### PROBLEM DESCRIPTION
Omit every picture and write out the rest of the records exactly.

[Figure record listings]

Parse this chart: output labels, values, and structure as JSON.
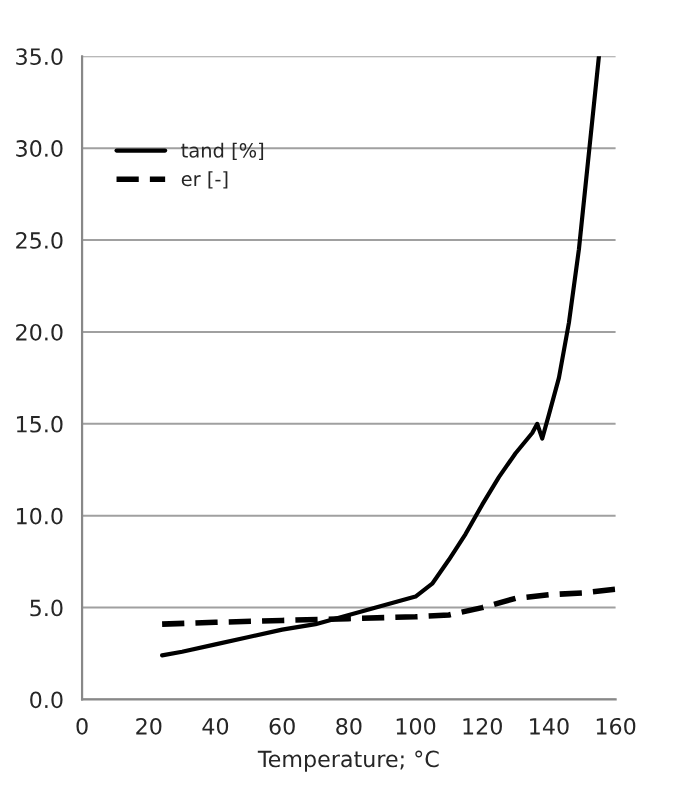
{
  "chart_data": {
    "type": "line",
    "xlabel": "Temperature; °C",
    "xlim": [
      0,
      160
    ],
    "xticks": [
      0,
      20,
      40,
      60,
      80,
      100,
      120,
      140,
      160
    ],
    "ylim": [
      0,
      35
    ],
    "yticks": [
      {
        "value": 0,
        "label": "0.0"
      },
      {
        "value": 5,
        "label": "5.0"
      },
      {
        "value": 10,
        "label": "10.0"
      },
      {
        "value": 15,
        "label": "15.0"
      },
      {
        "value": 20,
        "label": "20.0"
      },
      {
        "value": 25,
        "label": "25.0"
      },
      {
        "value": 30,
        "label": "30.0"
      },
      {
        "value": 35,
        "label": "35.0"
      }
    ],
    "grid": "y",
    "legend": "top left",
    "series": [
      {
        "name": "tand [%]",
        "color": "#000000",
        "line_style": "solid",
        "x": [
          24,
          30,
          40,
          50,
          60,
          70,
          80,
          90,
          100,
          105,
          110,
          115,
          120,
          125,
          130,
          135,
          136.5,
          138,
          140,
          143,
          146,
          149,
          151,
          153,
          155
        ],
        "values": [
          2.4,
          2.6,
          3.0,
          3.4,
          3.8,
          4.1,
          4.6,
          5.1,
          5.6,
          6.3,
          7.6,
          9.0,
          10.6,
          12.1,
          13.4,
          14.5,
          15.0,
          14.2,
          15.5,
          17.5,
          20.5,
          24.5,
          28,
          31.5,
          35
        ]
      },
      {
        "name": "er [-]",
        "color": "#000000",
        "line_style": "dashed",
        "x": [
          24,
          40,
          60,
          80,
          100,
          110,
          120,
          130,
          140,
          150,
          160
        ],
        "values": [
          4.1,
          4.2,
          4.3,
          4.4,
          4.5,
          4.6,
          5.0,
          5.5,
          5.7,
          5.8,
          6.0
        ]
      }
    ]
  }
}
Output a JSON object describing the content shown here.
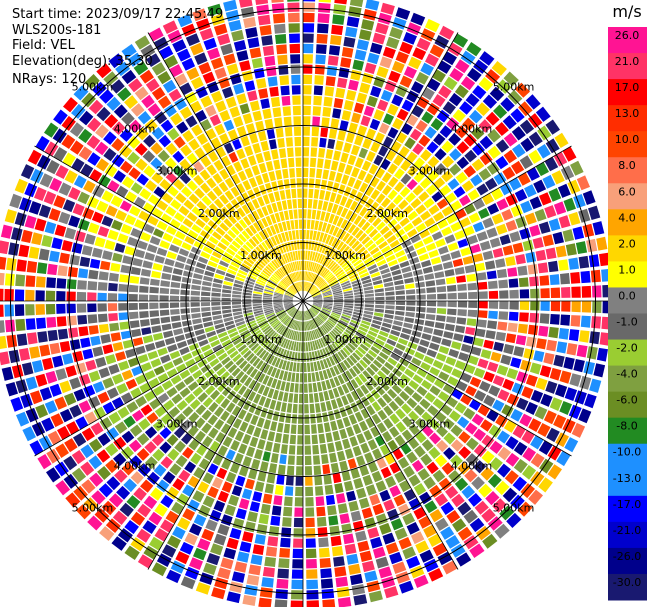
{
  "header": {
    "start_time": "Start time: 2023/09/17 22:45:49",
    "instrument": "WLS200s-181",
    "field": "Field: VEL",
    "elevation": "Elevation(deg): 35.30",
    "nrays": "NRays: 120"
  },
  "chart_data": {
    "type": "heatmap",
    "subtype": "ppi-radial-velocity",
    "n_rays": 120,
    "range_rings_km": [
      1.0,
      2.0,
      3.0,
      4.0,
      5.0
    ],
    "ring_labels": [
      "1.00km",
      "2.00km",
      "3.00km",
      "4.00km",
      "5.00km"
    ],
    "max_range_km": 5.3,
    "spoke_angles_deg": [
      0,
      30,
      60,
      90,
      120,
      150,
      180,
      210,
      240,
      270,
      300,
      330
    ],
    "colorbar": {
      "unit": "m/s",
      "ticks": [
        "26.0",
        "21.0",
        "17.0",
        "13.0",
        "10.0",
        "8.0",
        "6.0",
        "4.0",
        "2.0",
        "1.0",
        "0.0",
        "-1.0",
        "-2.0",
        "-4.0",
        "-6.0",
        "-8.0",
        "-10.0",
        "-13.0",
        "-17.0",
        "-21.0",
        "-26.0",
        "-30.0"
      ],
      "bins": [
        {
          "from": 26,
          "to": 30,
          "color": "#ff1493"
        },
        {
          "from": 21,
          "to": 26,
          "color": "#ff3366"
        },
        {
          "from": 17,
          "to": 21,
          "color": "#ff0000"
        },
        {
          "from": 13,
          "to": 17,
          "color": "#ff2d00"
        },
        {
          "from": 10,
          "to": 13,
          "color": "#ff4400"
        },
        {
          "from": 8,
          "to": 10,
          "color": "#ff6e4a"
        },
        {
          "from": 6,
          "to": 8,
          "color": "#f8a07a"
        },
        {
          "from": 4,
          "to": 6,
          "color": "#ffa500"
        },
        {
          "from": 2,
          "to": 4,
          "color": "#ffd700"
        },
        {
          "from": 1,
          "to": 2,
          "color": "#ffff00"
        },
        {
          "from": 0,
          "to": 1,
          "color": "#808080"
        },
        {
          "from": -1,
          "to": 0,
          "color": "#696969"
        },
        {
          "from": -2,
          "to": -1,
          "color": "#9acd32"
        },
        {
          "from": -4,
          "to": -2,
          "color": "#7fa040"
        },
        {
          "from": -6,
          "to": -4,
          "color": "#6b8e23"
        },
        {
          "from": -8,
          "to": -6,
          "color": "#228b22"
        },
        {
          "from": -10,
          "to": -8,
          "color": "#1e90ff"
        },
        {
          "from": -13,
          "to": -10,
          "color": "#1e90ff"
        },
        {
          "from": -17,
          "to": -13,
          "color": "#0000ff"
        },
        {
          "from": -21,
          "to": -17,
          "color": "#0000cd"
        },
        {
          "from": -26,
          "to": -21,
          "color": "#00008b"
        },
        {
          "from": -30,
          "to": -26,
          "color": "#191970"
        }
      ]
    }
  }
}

### SOLUTION TO THE EXERCISE
Parse this chart: output labels, values, and structure as JSON.
{
  "chart_data": {
    "type": "line",
    "xlabel": "Temperature; °C",
    "xlim": [
      0,
      160
    ],
    "xticks": [
      0,
      20,
      40,
      60,
      80,
      100,
      120,
      140,
      160
    ],
    "ylim": [
      0,
      35
    ],
    "yticks": [
      {
        "value": 0,
        "label": "0.0"
      },
      {
        "value": 5,
        "label": "5.0"
      },
      {
        "value": 10,
        "label": "10.0"
      },
      {
        "value": 15,
        "label": "15.0"
      },
      {
        "value": 20,
        "label": "20.0"
      },
      {
        "value": 25,
        "label": "25.0"
      },
      {
        "value": 30,
        "label": "30.0"
      },
      {
        "value": 35,
        "label": "35.0"
      }
    ],
    "grid": "y",
    "legend": "top left",
    "series": [
      {
        "name": "tand [%]",
        "color": "#000000",
        "line_style": "solid",
        "x": [
          24,
          30,
          40,
          50,
          60,
          70,
          80,
          90,
          100,
          105,
          110,
          115,
          120,
          125,
          130,
          135,
          136.5,
          138,
          140,
          143,
          146,
          149,
          151,
          153,
          155
        ],
        "values": [
          2.4,
          2.6,
          3.0,
          3.4,
          3.8,
          4.1,
          4.6,
          5.1,
          5.6,
          6.3,
          7.6,
          9.0,
          10.6,
          12.1,
          13.4,
          14.5,
          15.0,
          14.2,
          15.5,
          17.5,
          20.5,
          24.5,
          28,
          31.5,
          35
        ]
      },
      {
        "name": "er [-]",
        "color": "#000000",
        "line_style": "dashed",
        "x": [
          24,
          40,
          60,
          80,
          100,
          110,
          120,
          130,
          140,
          150,
          160
        ],
        "values": [
          4.1,
          4.2,
          4.3,
          4.4,
          4.5,
          4.6,
          5.0,
          5.5,
          5.7,
          5.8,
          6.0
        ]
      }
    ]
  }
}
Output a JSON object describing the content shown here.
{
  "header": {
    "start_time": "Start time: 2023/09/17 22:45:49",
    "instrument": "WLS200s-181",
    "field": "Field: VEL",
    "elevation": "Elevation(deg): 35.30",
    "nrays": "NRays: 120"
  },
  "chart_data": {
    "type": "heatmap",
    "subtype": "ppi-radial-velocity",
    "n_rays": 120,
    "range_rings_km": [
      1.0,
      2.0,
      3.0,
      4.0,
      5.0
    ],
    "ring_labels": [
      "1.00km",
      "2.00km",
      "3.00km",
      "4.00km",
      "5.00km"
    ],
    "max_range_km": 5.3,
    "spoke_angles_deg": [
      0,
      30,
      60,
      90,
      120,
      150,
      180,
      210,
      240,
      270,
      300,
      330
    ],
    "colorbar": {
      "unit": "m/s",
      "ticks": [
        "26.0",
        "21.0",
        "17.0",
        "13.0",
        "10.0",
        "8.0",
        "6.0",
        "4.0",
        "2.0",
        "1.0",
        "0.0",
        "-1.0",
        "-2.0",
        "-4.0",
        "-6.0",
        "-8.0",
        "-10.0",
        "-13.0",
        "-17.0",
        "-21.0",
        "-26.0",
        "-30.0"
      ],
      "bins": [
        {
          "from": 26,
          "to": 30,
          "color": "#ff1493"
        },
        {
          "from": 21,
          "to": 26,
          "color": "#ff3366"
        },
        {
          "from": 17,
          "to": 21,
          "color": "#ff0000"
        },
        {
          "from": 13,
          "to": 17,
          "color": "#ff2d00"
        },
        {
          "from": 10,
          "to": 13,
          "color": "#ff4400"
        },
        {
          "from": 8,
          "to": 10,
          "color": "#ff6e4a"
        },
        {
          "from": 6,
          "to": 8,
          "color": "#f8a07a"
        },
        {
          "from": 4,
          "to": 6,
          "color": "#ffa500"
        },
        {
          "from": 2,
          "to": 4,
          "color": "#ffd700"
        },
        {
          "from": 1,
          "to": 2,
          "color": "#ffff00"
        },
        {
          "from": 0,
          "to": 1,
          "color": "#808080"
        },
        {
          "from": -1,
          "to": 0,
          "color": "#696969"
        },
        {
          "from": -2,
          "to": -1,
          "color": "#9acd32"
        },
        {
          "from": -4,
          "to": -2,
          "color": "#7fa040"
        },
        {
          "from": -6,
          "to": -4,
          "color": "#6b8e23"
        },
        {
          "from": -8,
          "to": -6,
          "color": "#228b22"
        },
        {
          "from": -10,
          "to": -8,
          "color": "#1e90ff"
        },
        {
          "from": -13,
          "to": -10,
          "color": "#1e90ff"
        },
        {
          "from": -17,
          "to": -13,
          "color": "#0000ff"
        },
        {
          "from": -21,
          "to": -17,
          "color": "#0000cd"
        },
        {
          "from": -26,
          "to": -21,
          "color": "#00008b"
        },
        {
          "from": -30,
          "to": -26,
          "color": "#191970"
        }
      ]
    }
  }
}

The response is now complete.